What is needed =>
Reproduce each of the lines word for word.

-- Begin --

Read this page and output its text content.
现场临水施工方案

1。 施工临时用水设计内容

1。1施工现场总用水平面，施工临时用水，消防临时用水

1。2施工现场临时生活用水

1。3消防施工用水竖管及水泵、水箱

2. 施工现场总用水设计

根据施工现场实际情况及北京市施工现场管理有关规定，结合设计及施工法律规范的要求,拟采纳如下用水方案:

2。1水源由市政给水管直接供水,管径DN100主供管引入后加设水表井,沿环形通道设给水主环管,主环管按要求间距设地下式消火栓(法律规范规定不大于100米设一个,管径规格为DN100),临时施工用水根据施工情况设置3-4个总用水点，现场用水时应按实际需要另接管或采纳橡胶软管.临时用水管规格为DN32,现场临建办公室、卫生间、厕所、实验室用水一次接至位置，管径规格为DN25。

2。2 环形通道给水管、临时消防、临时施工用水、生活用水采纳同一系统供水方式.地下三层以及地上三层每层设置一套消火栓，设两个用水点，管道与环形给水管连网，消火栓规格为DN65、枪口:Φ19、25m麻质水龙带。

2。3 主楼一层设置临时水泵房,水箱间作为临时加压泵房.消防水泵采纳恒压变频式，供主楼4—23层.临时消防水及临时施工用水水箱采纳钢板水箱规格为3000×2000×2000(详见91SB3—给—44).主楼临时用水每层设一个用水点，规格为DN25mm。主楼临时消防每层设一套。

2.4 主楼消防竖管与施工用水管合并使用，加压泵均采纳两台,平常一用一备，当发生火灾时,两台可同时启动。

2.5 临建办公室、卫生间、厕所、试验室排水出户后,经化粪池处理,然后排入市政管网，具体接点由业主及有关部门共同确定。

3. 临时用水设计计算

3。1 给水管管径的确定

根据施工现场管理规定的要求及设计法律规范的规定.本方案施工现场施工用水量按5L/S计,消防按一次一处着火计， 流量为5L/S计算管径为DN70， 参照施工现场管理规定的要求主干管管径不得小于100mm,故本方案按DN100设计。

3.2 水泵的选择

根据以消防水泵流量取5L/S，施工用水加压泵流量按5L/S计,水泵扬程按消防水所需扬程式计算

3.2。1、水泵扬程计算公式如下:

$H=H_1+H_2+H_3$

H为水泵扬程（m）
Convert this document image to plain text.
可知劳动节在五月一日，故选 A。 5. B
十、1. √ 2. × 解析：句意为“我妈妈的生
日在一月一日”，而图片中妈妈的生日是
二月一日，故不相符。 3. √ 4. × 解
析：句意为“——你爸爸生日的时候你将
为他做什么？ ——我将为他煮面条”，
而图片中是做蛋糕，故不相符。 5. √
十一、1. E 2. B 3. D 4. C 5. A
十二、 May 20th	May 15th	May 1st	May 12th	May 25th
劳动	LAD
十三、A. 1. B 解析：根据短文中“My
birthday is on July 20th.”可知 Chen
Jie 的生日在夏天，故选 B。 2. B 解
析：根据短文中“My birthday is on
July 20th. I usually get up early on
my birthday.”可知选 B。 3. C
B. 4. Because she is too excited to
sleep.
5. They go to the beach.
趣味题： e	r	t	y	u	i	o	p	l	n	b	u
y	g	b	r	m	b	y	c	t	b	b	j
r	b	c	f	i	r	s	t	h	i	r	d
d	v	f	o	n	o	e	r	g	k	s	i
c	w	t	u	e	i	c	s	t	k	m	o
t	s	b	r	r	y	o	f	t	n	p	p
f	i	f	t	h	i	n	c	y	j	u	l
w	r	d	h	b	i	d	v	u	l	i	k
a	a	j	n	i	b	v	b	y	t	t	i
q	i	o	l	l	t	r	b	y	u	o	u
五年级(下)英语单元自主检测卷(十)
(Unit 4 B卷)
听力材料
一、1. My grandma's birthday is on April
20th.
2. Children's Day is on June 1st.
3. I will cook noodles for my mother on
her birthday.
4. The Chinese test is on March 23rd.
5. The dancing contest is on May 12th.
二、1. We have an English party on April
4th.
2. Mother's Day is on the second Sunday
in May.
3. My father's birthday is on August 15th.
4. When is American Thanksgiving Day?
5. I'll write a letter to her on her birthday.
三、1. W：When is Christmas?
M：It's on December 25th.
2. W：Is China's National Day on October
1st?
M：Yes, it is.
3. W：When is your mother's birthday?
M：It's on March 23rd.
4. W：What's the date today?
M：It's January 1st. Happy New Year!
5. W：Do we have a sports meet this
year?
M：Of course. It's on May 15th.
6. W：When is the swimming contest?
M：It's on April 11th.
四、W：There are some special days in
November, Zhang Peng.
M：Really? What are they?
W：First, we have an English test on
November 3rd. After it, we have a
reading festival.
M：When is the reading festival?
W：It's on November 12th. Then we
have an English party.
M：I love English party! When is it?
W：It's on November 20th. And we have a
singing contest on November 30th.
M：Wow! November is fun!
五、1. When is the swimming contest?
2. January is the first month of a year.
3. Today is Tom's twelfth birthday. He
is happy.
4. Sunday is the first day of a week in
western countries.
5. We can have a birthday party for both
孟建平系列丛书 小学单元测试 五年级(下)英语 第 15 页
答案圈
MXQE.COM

-- End --

Correct result =>
Read this page and output its text content.
现场临水施工方案

1。 施工临时用水设计内容

1。1施工现场总用水平面，施工临时用水，消防临时用水

1。2施工现场临时生活用水

1。3消防施工用水竖管及水泵、水箱

2. 施工现场总用水设计

根据施工现场实际情况及北京市施工现场管理有关规定，结合设计及施工法律规范的要求,拟采纳如下用水方案:

2。1水源由市政给水管直接供水,管径DN100主供管引入后加设水表井,沿环形通道设给水主环管,主环管按要求间距设地下式消火栓(法律规范规定不大于100米设一个,管径规格为DN100),临时施工用水根据施工情况设置3-4个总用水点，现场用水时应按实际需要另接管或采纳橡胶软管.临时用水管规格为DN32,现场临建办公室、卫生间、厕所、实验室用水一次接至位置，管径规格为DN25。

2。2 环形通道给水管、临时消防、临时施工用水、生活用水采纳同一系统供水方式.地下三层以及地上三层每层设置一套消火栓，设两个用水点，管道与环形给水管连网，消火栓规格为DN65、枪口:Φ19、25m麻质水龙带。

2。3 主楼一层设置临时水泵房,水箱间作为临时加压泵房.消防水泵采纳恒压变频式，供主楼4—23层.临时消防水及临时施工用水水箱采纳钢板水箱规格为3000×2000×2000(详见91SB3—给—44).主楼临时用水每层设一个用水点，规格为DN25mm。主楼临时消防每层设一套。

2.4 主楼消防竖管与施工用水管合并使用，加压泵均采纳两台,平常一用一备，当发生火灾时,两台可同时启动。

2.5 临建办公室、卫生间、厕所、试验室排水出户后,经化粪池处理,然后排入市政管网，具体接点由业主及有关部门共同确定。

3. 临时用水设计计算

3。1 给水管管径的确定

根据施工现场管理规定的要求及设计法律规范的规定.本方案施工现场施工用水量按5L/S计,消防按一次一处着火计， 流量为5L/S计算管径为DN70， 参照施工现场管理规定的要求主干管管径不得小于100mm,故本方案按DN100设计。

3.2 水泵的选择

根据以消防水泵流量取5L/S，施工用水加压泵流量按5L/S计,水泵扬程按消防水所需扬程式计算

3.2。1、水泵扬程计算公式如下:

$H=H_1+H_2+H_3$

H为水泵扬程（m）
Convert this document image to plain text.
可知劳动节在五月一日，故选 A。 5. B
十、1. √ 2. × 解析：句意为“我妈妈的生
日在一月一日”，而图片中妈妈的生日是
二月一日，故不相符。 3. √ 4. × 解
析：句意为“——你爸爸生日的时候你将
为他做什么？ ——我将为他煮面条”，
而图片中是做蛋糕，故不相符。 5. √
十一、1. E 2. B 3. D 4. C 5. A
十二、 May 20th	May 15th	May 1st	May 12th	May 25th
劳动	LAD
十三、A. 1. B 解析：根据短文中“My
birthday is on July 20th.”可知 Chen
Jie 的生日在夏天，故选 B。 2. B 解
析：根据短文中“My birthday is on
July 20th. I usually get up early on
my birthday.”可知选 B。 3. C
B. 4. Because she is too excited to
sleep.
5. They go to the beach.
趣味题： e	r	t	y	u	i	o	p	l	n	b	u
y	g	b	r	m	b	y	c	t	b	b	j
r	b	c	f	i	r	s	t	h	i	r	d
d	v	f	o	n	o	e	r	g	k	s	i
c	w	t	u	e	i	c	s	t	k	m	o
t	s	b	r	r	y	o	f	t	n	p	p
f	i	f	t	h	i	n	c	y	j	u	l
w	r	d	h	b	i	d	v	u	l	i	k
a	a	j	n	i	b	v	b	y	t	t	i
q	i	o	l	l	t	r	b	y	u	o	u
五年级(下)英语单元自主检测卷(十)
(Unit 4 B卷)
听力材料
一、1. My grandma's birthday is on April
20th.
2. Children's Day is on June 1st.
3. I will cook noodles for my mother on
her birthday.
4. The Chinese test is on March 23rd.
5. The dancing contest is on May 12th.
二、1. We have an English party on April
4th.
2. Mother's Day is on the second Sunday
in May.
3. My father's birthday is on August 15th.
4. When is American Thanksgiving Day?
5. I'll write a letter to her on her birthday.
三、1. W：When is Christmas?
M：It's on December 25th.
2. W：Is China's National Day on October
1st?
M：Yes, it is.
3. W：When is your mother's birthday?
M：It's on March 23rd.
4. W：What's the date today?
M：It's January 1st. Happy New Year!
5. W：Do we have a sports meet this
year?
M：Of course. It's on May 15th.
6. W：When is the swimming contest?
M：It's on April 11th.
四、W：There are some special days in
November, Zhang Peng.
M：Really? What are they?
W：First, we have an English test on
November 3rd. After it, we have a
reading festival.
M：When is the reading festival?
W：It's on November 12th. Then we
have an English party.
M：I love English party! When is it?
W：It's on November 20th. And we have a
singing contest on November 30th.
M：Wow! November is fun!
五、1. When is the swimming contest?
2. January is the first month of a year.
3. Today is Tom's twelfth birthday. He
is happy.
4. Sunday is the first day of a week in
western countries.
5. We can have a birthday party for both
孟建平系列丛书 小学单元测试 五年级(下)英语 第 15 页
答案圈
MXQE.COM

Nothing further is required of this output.